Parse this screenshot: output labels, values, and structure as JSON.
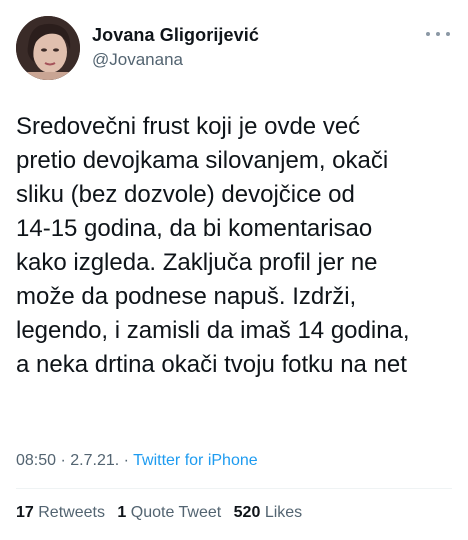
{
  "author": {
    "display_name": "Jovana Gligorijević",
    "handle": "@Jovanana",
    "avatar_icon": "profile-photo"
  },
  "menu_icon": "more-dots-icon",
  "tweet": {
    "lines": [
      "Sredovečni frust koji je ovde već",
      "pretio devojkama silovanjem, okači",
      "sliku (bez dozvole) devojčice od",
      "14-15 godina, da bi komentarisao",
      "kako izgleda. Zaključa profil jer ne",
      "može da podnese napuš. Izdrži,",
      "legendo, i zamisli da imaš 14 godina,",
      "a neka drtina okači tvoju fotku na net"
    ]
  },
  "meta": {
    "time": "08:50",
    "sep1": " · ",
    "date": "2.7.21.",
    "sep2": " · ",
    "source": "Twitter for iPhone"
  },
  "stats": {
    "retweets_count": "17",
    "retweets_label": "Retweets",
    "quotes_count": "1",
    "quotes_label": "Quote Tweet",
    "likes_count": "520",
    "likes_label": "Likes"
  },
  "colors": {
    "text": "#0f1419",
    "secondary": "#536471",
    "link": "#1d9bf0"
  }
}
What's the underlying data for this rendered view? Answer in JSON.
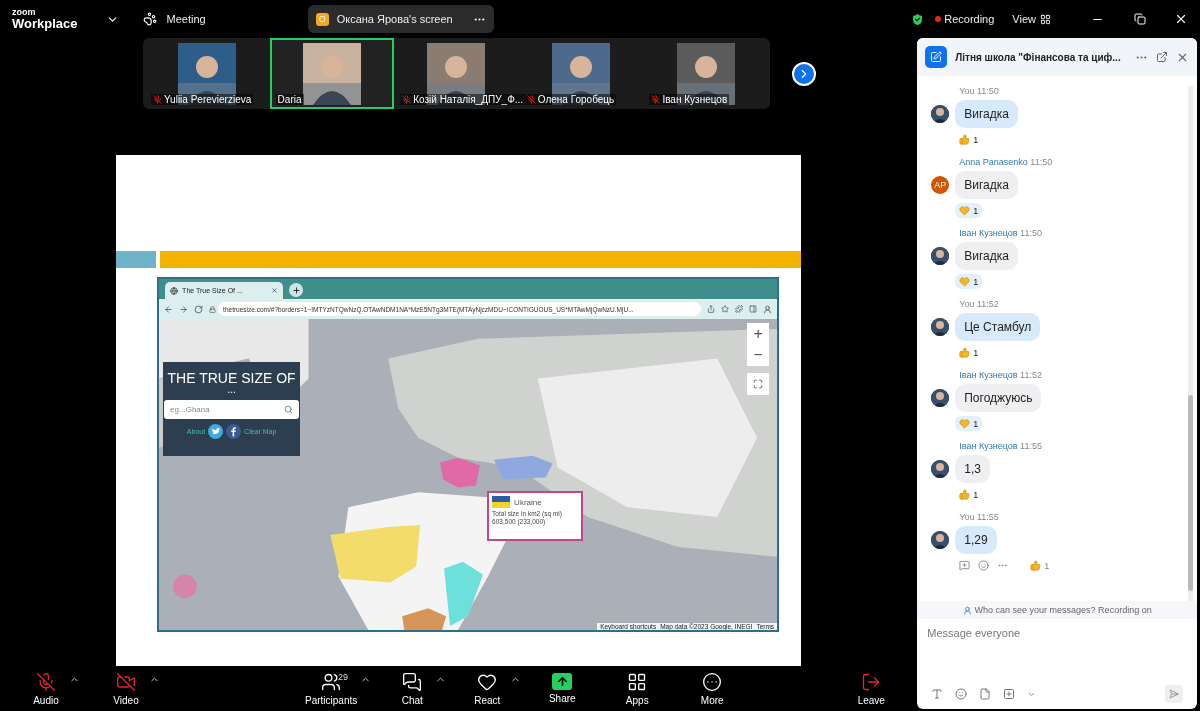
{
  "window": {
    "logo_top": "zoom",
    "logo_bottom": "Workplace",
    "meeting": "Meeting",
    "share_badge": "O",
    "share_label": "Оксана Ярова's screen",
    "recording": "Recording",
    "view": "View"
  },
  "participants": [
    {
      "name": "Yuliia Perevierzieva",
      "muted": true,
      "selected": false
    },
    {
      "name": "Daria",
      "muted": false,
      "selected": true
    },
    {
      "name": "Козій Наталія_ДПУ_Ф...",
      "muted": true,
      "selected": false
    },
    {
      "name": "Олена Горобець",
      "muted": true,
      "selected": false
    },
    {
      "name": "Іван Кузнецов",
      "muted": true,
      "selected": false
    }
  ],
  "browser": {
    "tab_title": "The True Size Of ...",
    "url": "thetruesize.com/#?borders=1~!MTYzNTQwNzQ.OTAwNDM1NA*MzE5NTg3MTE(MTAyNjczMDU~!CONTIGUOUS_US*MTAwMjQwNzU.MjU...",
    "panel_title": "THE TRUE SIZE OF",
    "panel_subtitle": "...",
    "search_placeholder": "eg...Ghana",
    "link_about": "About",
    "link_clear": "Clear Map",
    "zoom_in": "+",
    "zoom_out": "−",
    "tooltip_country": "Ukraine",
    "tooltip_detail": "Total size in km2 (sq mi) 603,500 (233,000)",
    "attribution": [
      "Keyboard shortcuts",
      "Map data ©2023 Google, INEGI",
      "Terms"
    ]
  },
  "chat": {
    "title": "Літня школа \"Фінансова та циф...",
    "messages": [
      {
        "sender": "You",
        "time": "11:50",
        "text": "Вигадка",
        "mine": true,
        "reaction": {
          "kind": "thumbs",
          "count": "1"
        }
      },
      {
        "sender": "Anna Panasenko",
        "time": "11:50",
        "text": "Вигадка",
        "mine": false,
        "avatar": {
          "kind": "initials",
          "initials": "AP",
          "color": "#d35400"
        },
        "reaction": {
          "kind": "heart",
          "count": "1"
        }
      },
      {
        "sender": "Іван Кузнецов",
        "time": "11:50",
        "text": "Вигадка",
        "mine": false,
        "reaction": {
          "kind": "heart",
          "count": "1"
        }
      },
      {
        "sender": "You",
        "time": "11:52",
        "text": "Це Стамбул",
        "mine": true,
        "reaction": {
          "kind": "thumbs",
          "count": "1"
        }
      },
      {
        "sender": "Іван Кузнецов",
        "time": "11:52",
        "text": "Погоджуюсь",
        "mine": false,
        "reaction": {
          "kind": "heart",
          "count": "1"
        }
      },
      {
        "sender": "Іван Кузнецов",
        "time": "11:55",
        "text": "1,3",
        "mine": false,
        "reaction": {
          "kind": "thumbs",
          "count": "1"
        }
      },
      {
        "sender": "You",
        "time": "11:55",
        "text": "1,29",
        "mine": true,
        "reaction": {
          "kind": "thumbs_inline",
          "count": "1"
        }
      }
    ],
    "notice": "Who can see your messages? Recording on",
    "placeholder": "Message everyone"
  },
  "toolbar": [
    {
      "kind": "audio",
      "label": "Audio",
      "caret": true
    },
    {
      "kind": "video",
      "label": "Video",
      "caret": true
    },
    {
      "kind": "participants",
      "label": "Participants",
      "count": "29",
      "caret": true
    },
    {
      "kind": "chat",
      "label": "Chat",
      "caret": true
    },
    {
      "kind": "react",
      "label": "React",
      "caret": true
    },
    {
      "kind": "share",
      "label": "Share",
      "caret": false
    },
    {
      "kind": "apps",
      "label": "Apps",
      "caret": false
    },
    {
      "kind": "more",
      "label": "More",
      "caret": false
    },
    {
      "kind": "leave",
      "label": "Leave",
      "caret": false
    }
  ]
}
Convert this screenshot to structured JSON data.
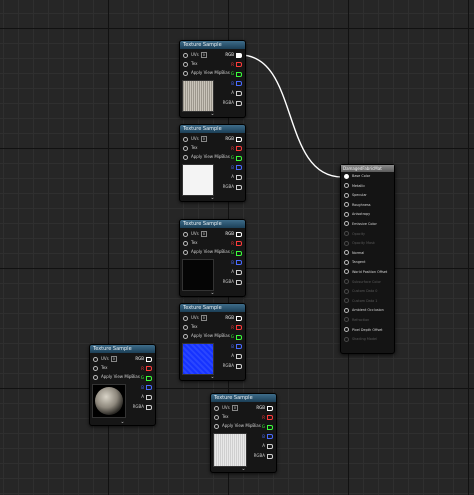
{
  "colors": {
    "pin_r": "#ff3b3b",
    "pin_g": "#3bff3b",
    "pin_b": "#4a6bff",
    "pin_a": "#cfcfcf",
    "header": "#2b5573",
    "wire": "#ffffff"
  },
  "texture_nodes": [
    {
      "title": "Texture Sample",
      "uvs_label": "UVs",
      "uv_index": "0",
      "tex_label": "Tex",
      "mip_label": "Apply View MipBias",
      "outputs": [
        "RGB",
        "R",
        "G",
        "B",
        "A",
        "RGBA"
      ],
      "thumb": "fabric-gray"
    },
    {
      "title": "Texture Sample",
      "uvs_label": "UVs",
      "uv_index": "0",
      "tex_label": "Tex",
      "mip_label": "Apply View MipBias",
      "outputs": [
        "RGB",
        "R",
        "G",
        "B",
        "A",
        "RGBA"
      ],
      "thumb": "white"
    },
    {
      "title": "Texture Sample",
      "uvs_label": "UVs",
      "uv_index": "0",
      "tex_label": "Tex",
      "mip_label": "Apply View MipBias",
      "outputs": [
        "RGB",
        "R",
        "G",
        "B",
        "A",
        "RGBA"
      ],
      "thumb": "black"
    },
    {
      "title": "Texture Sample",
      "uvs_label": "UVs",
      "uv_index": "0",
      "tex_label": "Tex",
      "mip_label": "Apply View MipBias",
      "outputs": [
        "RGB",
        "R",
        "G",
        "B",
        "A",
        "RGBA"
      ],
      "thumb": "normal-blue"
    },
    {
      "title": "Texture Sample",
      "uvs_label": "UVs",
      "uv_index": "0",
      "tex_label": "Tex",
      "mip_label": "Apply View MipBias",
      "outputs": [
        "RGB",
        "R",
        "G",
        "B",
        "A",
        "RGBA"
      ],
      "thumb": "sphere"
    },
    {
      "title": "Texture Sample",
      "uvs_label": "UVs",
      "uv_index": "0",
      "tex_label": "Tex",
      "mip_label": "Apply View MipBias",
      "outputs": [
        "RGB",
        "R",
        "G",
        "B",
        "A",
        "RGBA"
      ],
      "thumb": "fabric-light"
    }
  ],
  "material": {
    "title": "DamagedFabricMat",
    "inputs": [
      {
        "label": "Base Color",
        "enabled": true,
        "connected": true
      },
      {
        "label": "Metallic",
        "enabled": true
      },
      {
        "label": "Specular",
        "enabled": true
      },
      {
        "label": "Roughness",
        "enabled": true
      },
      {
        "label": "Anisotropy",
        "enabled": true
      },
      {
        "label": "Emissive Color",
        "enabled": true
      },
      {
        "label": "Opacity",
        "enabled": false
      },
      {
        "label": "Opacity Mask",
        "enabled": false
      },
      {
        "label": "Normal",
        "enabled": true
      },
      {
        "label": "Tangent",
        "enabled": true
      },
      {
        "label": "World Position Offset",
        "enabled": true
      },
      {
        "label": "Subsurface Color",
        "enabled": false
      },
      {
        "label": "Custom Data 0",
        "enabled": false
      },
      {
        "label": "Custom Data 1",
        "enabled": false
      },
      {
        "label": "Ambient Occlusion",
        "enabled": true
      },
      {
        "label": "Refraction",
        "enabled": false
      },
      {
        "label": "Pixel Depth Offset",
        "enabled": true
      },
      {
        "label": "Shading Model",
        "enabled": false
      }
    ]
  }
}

════════

- TO BE DONE: Copy out every line of the data that includes the word "JSON".

- TASK RESPONSE:
Parse this screenshot: output labels, values, and structure as JSON.
What's the underlying data for this rendered view? Answer in JSON.
Convert this screenshot to structured JSON data.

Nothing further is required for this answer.